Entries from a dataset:
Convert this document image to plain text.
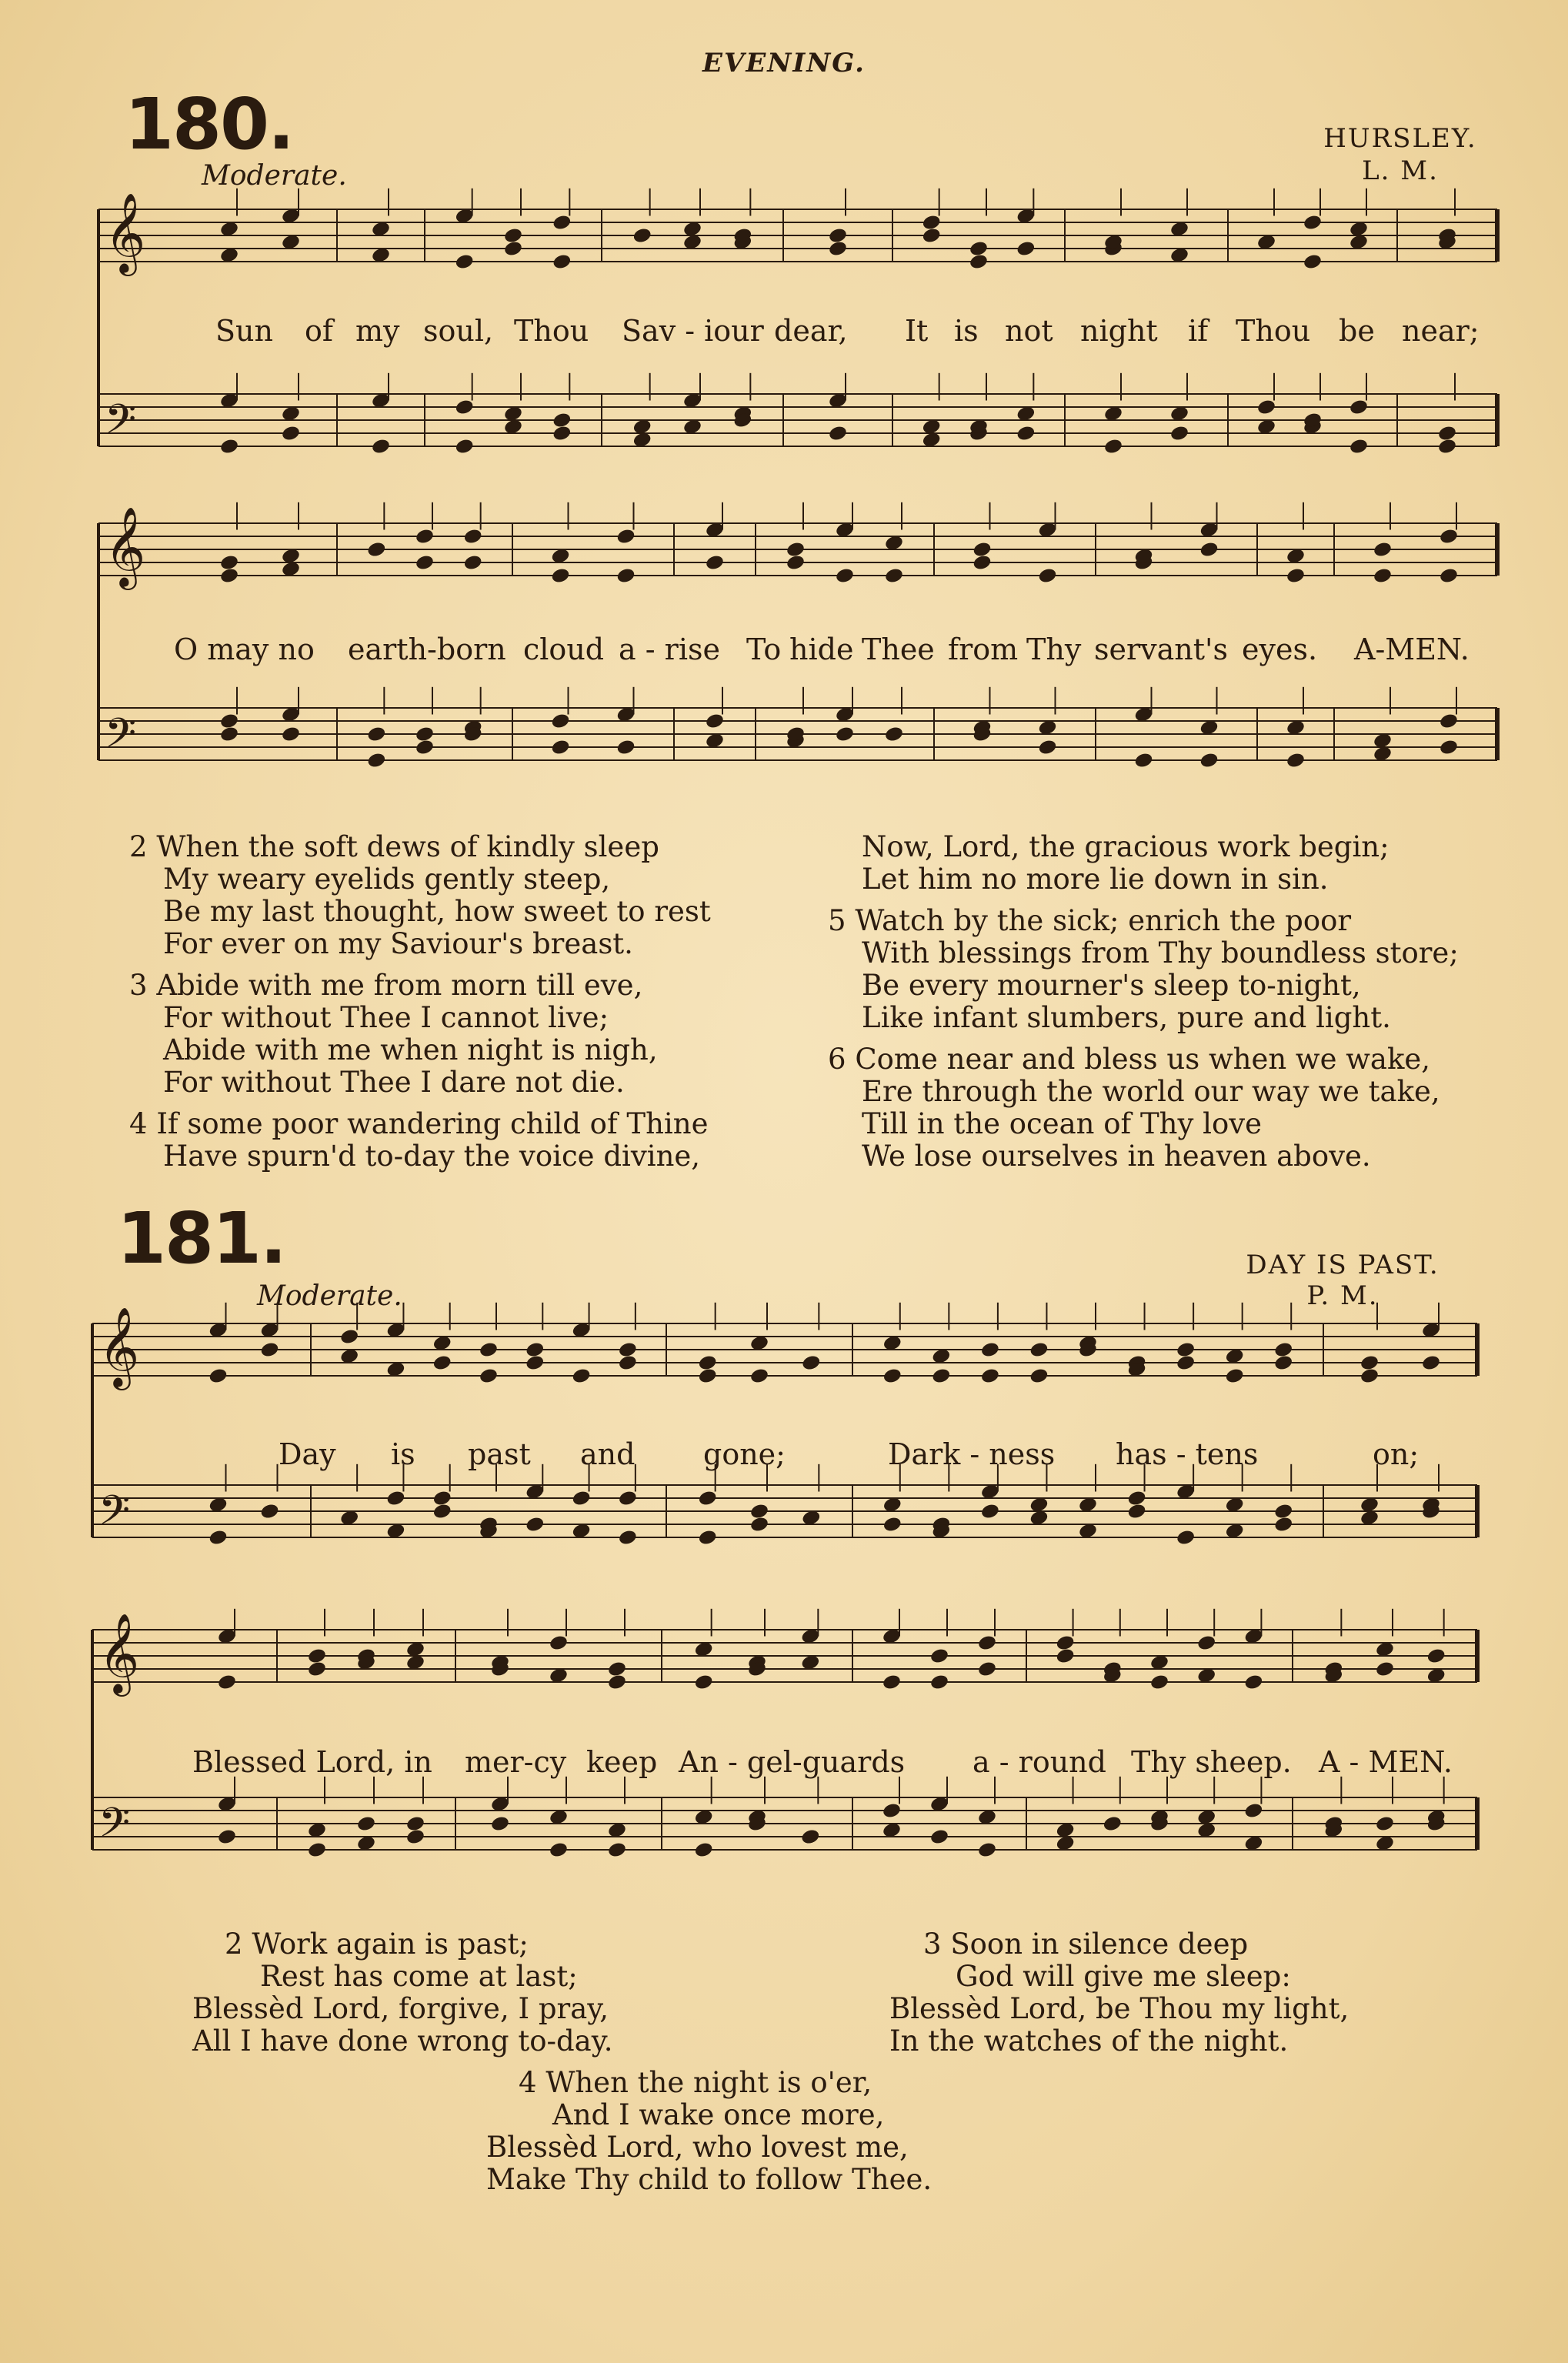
EVENING.
180.	HURSLEY.
L. M.
Moderate.
𝄞
𝄢
𝄞
𝄢
𝄞
𝄢
𝄞
𝄢
Sun of my soul, Thou Sav - iour dear, It is not night if Thou be near;
O may no earth-born cloud a - rise To hide Thee from Thy servant's eyes. A-MEN.
2 When the soft dews of kindly sleep
My weary eyelids gently steep,
Be my last thought, how sweet to rest
For ever on my Saviour's breast.
3 Abide with me from morn till eve,
For without Thee I cannot live;
Abide with me when night is nigh,
For without Thee I dare not die.
4 If some poor wandering child of Thine
Have spurn'd to-day the voice divine,
Now, Lord, the gracious work begin;
Let him no more lie down in sin.
5 Watch by the sick; enrich the poor
With blessings from Thy boundless store;
Be every mourner's sleep to-night,
Like infant slumbers, pure and light.
6 Come near and bless us when we wake,
Ere through the world our way we take,
Till in the ocean of Thy love
We lose ourselves in heaven above.
181.	DAY IS PAST.
P. M.
Moderate.
Day is past and gone;	Dark - ness has - tens	on;
Blessed Lord, in mer-cy keep An - gel-guards a - round Thy sheep. A - MEN.
2 Work again is past;
Rest has come at last;
Blessèd Lord, forgive, I pray,
All I have done wrong to-day.
3 Soon in silence deep
God will give me sleep:
Blessèd Lord, be Thou my light,
In the watches of the night.
4 When the night is o'er,
And I wake once more,
Blessèd Lord, who lovest me,
Make Thy child to follow Thee.
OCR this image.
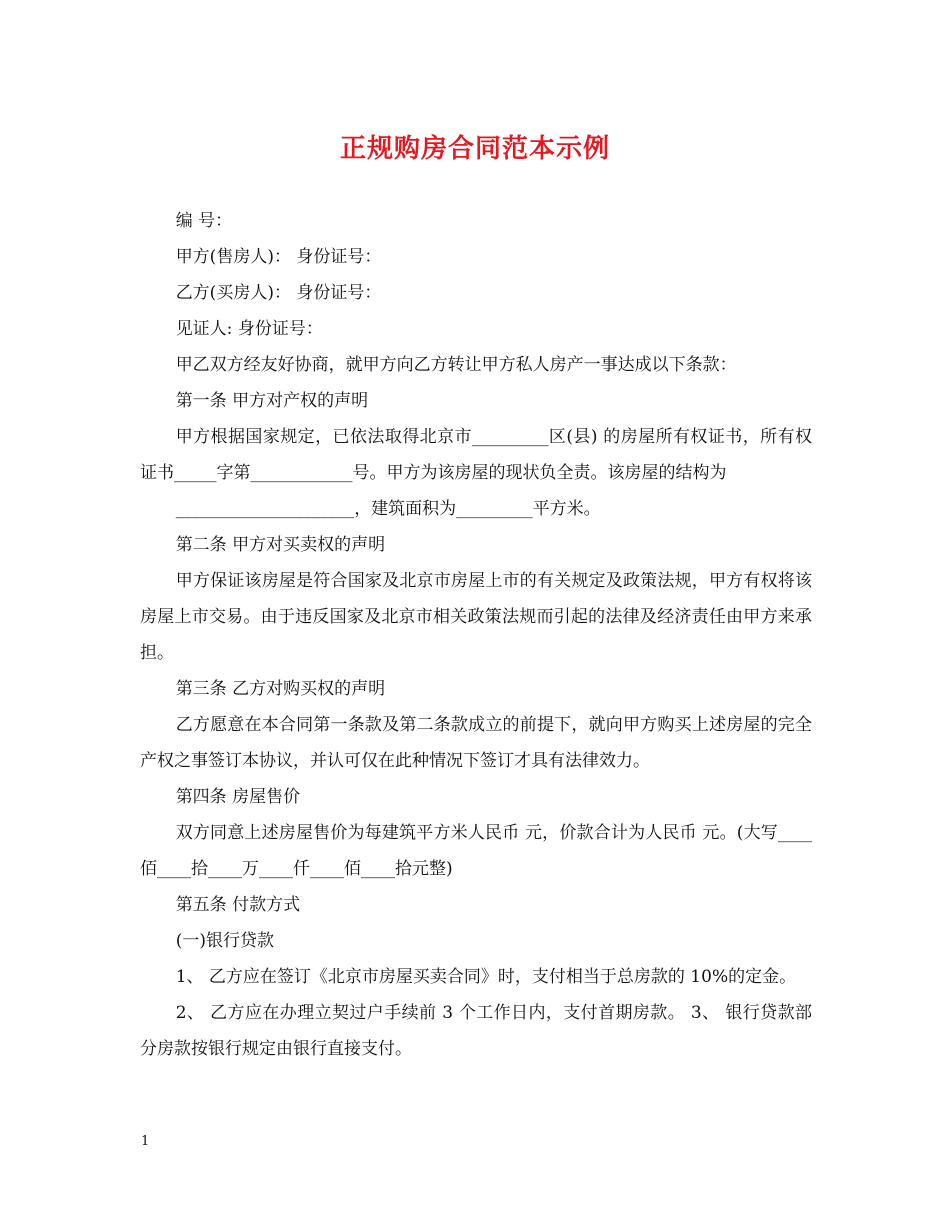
正规购房合同范本示例

编 号：

甲方(售房人)： 身份证号：

乙方(买房人)： 身份证号：

见证人: 身份证号：

甲乙双方经友好协商，就甲方向乙方转让甲方私人房产一事达成以下条款：

第一条 甲方对产权的声明

甲方根据国家规定，已依法取得北京市_________区(县) 的房屋所有权证书，所有权证书_____字第____________号。甲方为该房屋的现状负全责。该房屋的结构为

_____________________，建筑面积为_________平方米。

第二条 甲方对买卖权的声明

甲方保证该房屋是符合国家及北京市房屋上市的有关规定及政策法规，甲方有权将该房屋上市交易。由于违反国家及北京市相关政策法规而引起的法律及经济责任由甲方来承担。

第三条 乙方对购买权的声明

乙方愿意在本合同第一条款及第二条款成立的前提下，就向甲方购买上述房屋的完全产权之事签订本协议，并认可仅在此种情况下签订才具有法律效力。

第四条 房屋售价

双方同意上述房屋售价为每建筑平方米人民币 元，价款合计为人民币 元。(大写____佰____拾____万____仟____佰____拾元整)

第五条 付款方式

(一)银行贷款

1、 乙方应在签订《北京市房屋买卖合同》时，支付相当于总房款的 10%的定金。

2、 乙方应在办理立契过户手续前 3 个工作日内，支付首期房款。 3、 银行贷款部分房款按银行规定由银行直接支付。

1
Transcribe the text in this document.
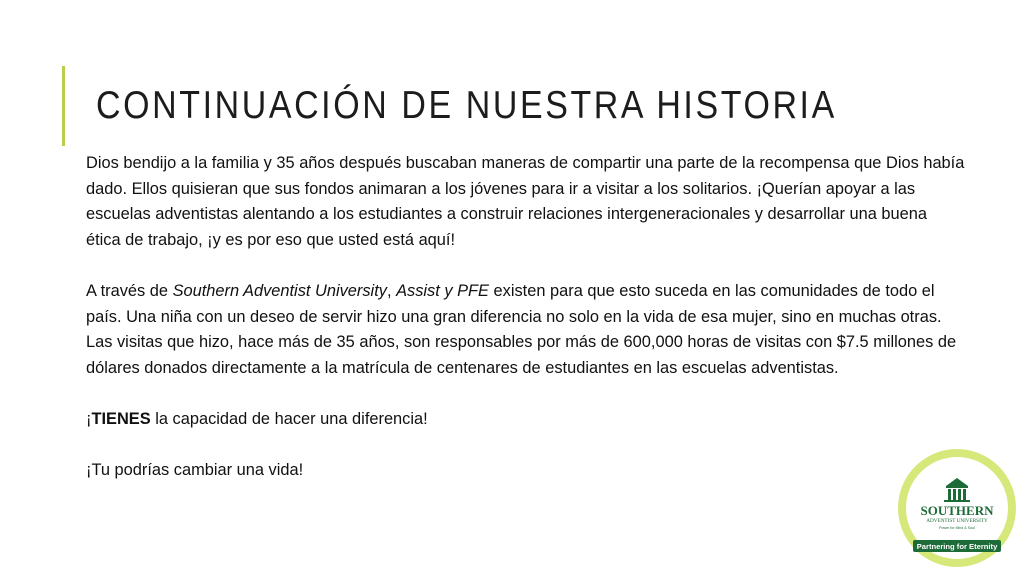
CONTINUACIÓN DE NUESTRA HISTORIA

Dios bendijo a la familia y 35 años después buscaban maneras de compartir una parte de la recompensa que Dios había dado. Ellos quisieran que sus fondos animaran a los jóvenes para ir a visitar a los solitarios. ¡Querían apoyar a las escuelas adventistas alentando a los estudiantes a construir relaciones intergeneracionales y desarrollar una buena ética de trabajo, ¡y es por eso que usted está aquí!

A través de Southern Adventist University, Assist y PFE existen para que esto suceda en las comunidades de todo el país. Una niña con un deseo de servir hizo una gran diferencia no solo en la vida de esa mujer, sino en muchas otras. Las visitas que hizo, hace más de 35 años, son responsables por más de 600,000 horas de visitas con $7.5 millones de dólares donados directamente a la matrícula de centenares de estudiantes en las escuelas adventistas.

¡TIENES la capacidad de hacer una diferencia!

¡Tu podrías cambiar una vida!

SOUTHERN
ADVENTIST UNIVERSITY
Power for Mind & Soul
Partnering for Eternity
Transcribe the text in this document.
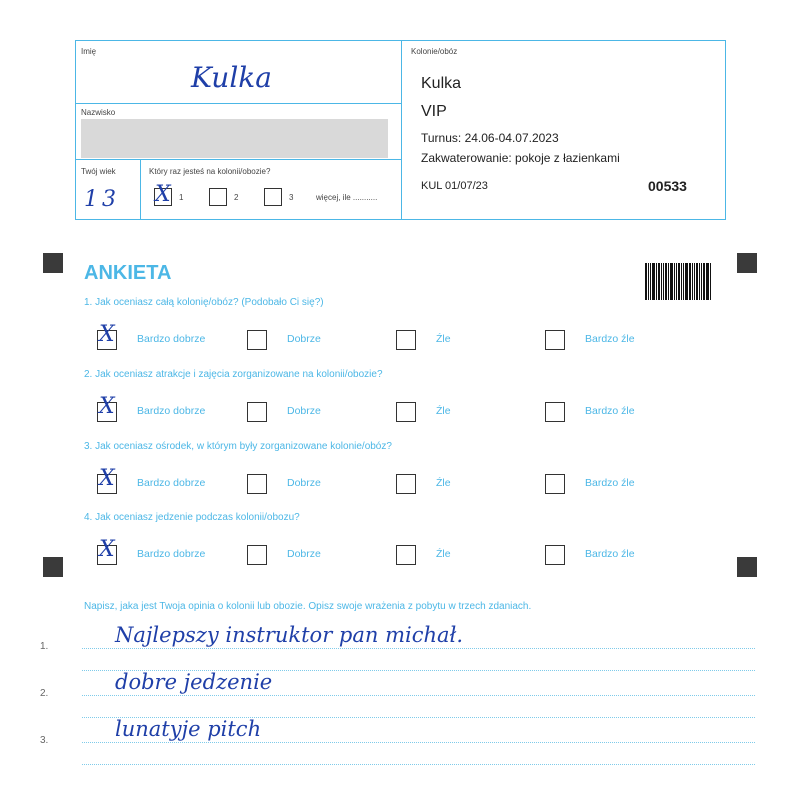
Imię
Kulka
Nazwisko
Twój wiek
13
Który raz jesteś na kolonii/obozie?
X 1	2	3	więcej, ile ...........
Kolonie/obóz
Kulka
VIP
Turnus: 24.06-04.07.2023
Zakwaterowanie: pokoje z łazienkami
KUL 01/07/23	00533
ANKIETA
1. Jak oceniasz całą kolonię/obóz? (Podobało Ci się?)
X Bardzo dobrze	Dobrze	Źle	Bardzo źle
2. Jak oceniasz atrakcje i zajęcia zorganizowane na kolonii/obozie?
X Bardzo dobrze	Dobrze	Źle	Bardzo źle
3. Jak oceniasz ośrodek, w którym były zorganizowane kolonie/obóz?
X Bardzo dobrze	Dobrze	Źle	Bardzo źle
4. Jak oceniasz jedzenie podczas kolonii/obozu?
X Bardzo dobrze	Dobrze	Źle	Bardzo źle
Napisz, jaka jest Twoja opinia o kolonii lub obozie. Opisz swoje wrażenia z pobytu w trzech zdaniach.
1.	Najlepszy instruktor pan michał.
2.	dobre jedzenie
3.	lunatyje pitch
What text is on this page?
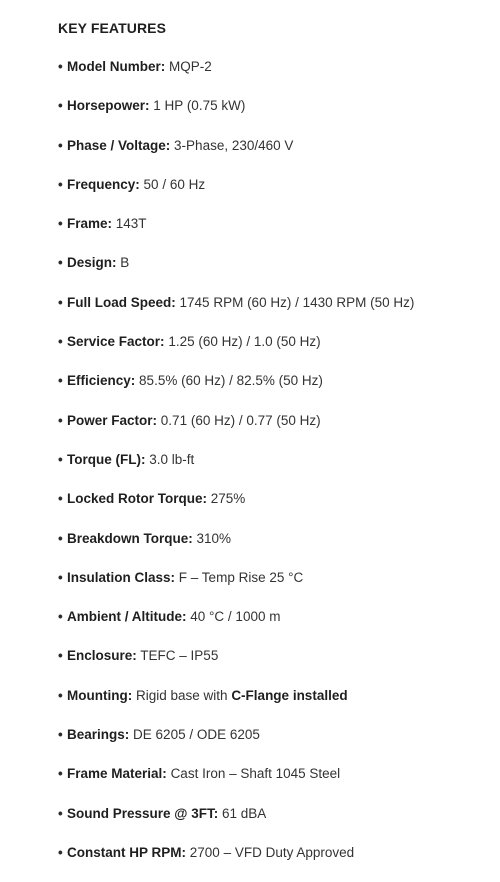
KEY FEATURES
• Model Number: MQP-2
• Horsepower: 1 HP (0.75 kW)
• Phase / Voltage: 3-Phase, 230/460 V
• Frequency: 50 / 60 Hz
• Frame: 143T
• Design: B
• Full Load Speed: 1745 RPM (60 Hz) / 1430 RPM (50 Hz)
• Service Factor: 1.25 (60 Hz) / 1.0 (50 Hz)
• Efficiency: 85.5% (60 Hz) / 82.5% (50 Hz)
• Power Factor: 0.71 (60 Hz) / 0.77 (50 Hz)
• Torque (FL): 3.0 lb-ft
• Locked Rotor Torque: 275%
• Breakdown Torque: 310%
• Insulation Class: F – Temp Rise 25 °C
• Ambient / Altitude: 40 °C / 1000 m
• Enclosure: TEFC – IP55
• Mounting: Rigid base with C-Flange installed
• Bearings: DE 6205 / ODE 6205
• Frame Material: Cast Iron – Shaft 1045 Steel
• Sound Pressure @ 3FT: 61 dBA
• Constant HP RPM: 2700 – VFD Duty Approved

» **WHAT YOU NEED TO DO**
Extract the text of all the records above verbatim, excluding pictures.

» **EXPECTED ANSWER**
Convert this document image to plain text.
EVENING.
180.	HURSLEY.
L. M.
Moderate.
𝄞
𝄢
𝄞
𝄢
𝄞
𝄢
𝄞
𝄢
Sun of my soul, Thou Sav - iour dear, It is not night if Thou be near;
O may no earth-born cloud a - rise To hide Thee from Thy servant's eyes. A-MEN.
2 When the soft dews of kindly sleep
My weary eyelids gently steep,
Be my last thought, how sweet to rest
For ever on my Saviour's breast.
3 Abide with me from morn till eve,
For without Thee I cannot live;
Abide with me when night is nigh,
For without Thee I dare not die.
4 If some poor wandering child of Thine
Have spurn'd to-day the voice divine,
Now, Lord, the gracious work begin;
Let him no more lie down in sin.
5 Watch by the sick; enrich the poor
With blessings from Thy boundless store;
Be every mourner's sleep to-night,
Like infant slumbers, pure and light.
6 Come near and bless us when we wake,
Ere through the world our way we take,
Till in the ocean of Thy love
We lose ourselves in heaven above.
181.	DAY IS PAST.
P. M.
Moderate.
Day is past and gone;	Dark - ness has - tens	on;
Blessed Lord, in mer-cy keep An - gel-guards a - round Thy sheep. A - MEN.
2 Work again is past;
Rest has come at last;
Blessèd Lord, forgive, I pray,
All I have done wrong to-day.
3 Soon in silence deep
God will give me sleep:
Blessèd Lord, be Thou my light,
In the watches of the night.
4 When the night is o'er,
And I wake once more,
Blessèd Lord, who lovest me,
Make Thy child to follow Thee.
OCR this image.
正规购房合同范本示例

编 号：

甲方(售房人)： 身份证号：

乙方(买房人)： 身份证号：

见证人: 身份证号：

甲乙双方经友好协商，就甲方向乙方转让甲方私人房产一事达成以下条款：

第一条 甲方对产权的声明

甲方根据国家规定，已依法取得北京市_________区(县) 的房屋所有权证书，所有权证书_____字第____________号。甲方为该房屋的现状负全责。该房屋的结构为

_____________________，建筑面积为_________平方米。

第二条 甲方对买卖权的声明

甲方保证该房屋是符合国家及北京市房屋上市的有关规定及政策法规，甲方有权将该房屋上市交易。由于违反国家及北京市相关政策法规而引起的法律及经济责任由甲方来承担。

第三条 乙方对购买权的声明

乙方愿意在本合同第一条款及第二条款成立的前提下，就向甲方购买上述房屋的完全产权之事签订本协议，并认可仅在此种情况下签订才具有法律效力。

第四条 房屋售价

双方同意上述房屋售价为每建筑平方米人民币 元，价款合计为人民币 元。(大写____佰____拾____万____仟____佰____拾元整)

第五条 付款方式

(一)银行贷款

1、 乙方应在签订《北京市房屋买卖合同》时，支付相当于总房款的 10%的定金。

2、 乙方应在办理立契过户手续前 3 个工作日内，支付首期房款。 3、 银行贷款部分房款按银行规定由银行直接支付。

1
Transcribe the text in this document.
CONTINUACIÓN DE NUESTRA HISTORIA

Dios bendijo a la familia y 35 años después buscaban maneras de compartir una parte de la recompensa que Dios había dado. Ellos quisieran que sus fondos animaran a los jóvenes para ir a visitar a los solitarios. ¡Querían apoyar a las escuelas adventistas alentando a los estudiantes a construir relaciones intergeneracionales y desarrollar una buena ética de trabajo, ¡y es por eso que usted está aquí!

A través de Southern Adventist University, Assist y PFE existen para que esto suceda en las comunidades de todo el país. Una niña con un deseo de servir hizo una gran diferencia no solo en la vida de esa mujer, sino en muchas otras. Las visitas que hizo, hace más de 35 años, son responsables por más de 600,000 horas de visitas con $7.5 millones de dólares donados directamente a la matrícula de centenares de estudiantes en las escuelas adventistas.

¡TIENES la capacidad de hacer una diferencia!

¡Tu podrías cambiar una vida!

SOUTHERN
ADVENTIST UNIVERSITY
Power for Mind & Soul
Partnering for Eternity
Transcribe the text in this document.
Imię
Kulka
Nazwisko
Twój wiek
13
Który raz jesteś na kolonii/obozie?
X 1	2	3	więcej, ile ...........
Kolonie/obóz
Kulka
VIP
Turnus: 24.06-04.07.2023
Zakwaterowanie: pokoje z łazienkami
KUL 01/07/23	00533
ANKIETA
1. Jak oceniasz całą kolonię/obóz? (Podobało Ci się?)
X Bardzo dobrze	Dobrze	Źle	Bardzo źle
2. Jak oceniasz atrakcje i zajęcia zorganizowane na kolonii/obozie?
X Bardzo dobrze	Dobrze	Źle	Bardzo źle
3. Jak oceniasz ośrodek, w którym były zorganizowane kolonie/obóz?
X Bardzo dobrze	Dobrze	Źle	Bardzo źle
4. Jak oceniasz jedzenie podczas kolonii/obozu?
X Bardzo dobrze	Dobrze	Źle	Bardzo źle
Napisz, jaka jest Twoja opinia o kolonii lub obozie. Opisz swoje wrażenia z pobytu w trzech zdaniach.
1.	Najlepszy instruktor pan michał.
2.	dobre jedzenie
3.	lunatyje pitch
What text is on this page?
KEY FEATURES
• Model Number: MQP-2
• Horsepower: 1 HP (0.75 kW)
• Phase / Voltage: 3-Phase, 230/460 V
• Frequency: 50 / 60 Hz
• Frame: 143T
• Design: B
• Full Load Speed: 1745 RPM (60 Hz) / 1430 RPM (50 Hz)
• Service Factor: 1.25 (60 Hz) / 1.0 (50 Hz)
• Efficiency: 85.5% (60 Hz) / 82.5% (50 Hz)
• Power Factor: 0.71 (60 Hz) / 0.77 (50 Hz)
• Torque (FL): 3.0 lb-ft
• Locked Rotor Torque: 275%
• Breakdown Torque: 310%
• Insulation Class: F – Temp Rise 25 °C
• Ambient / Altitude: 40 °C / 1000 m
• Enclosure: TEFC – IP55
• Mounting: Rigid base with C-Flange installed
• Bearings: DE 6205 / ODE 6205
• Frame Material: Cast Iron – Shaft 1045 Steel
• Sound Pressure @ 3FT: 61 dBA
• Constant HP RPM: 2700 – VFD Duty Approved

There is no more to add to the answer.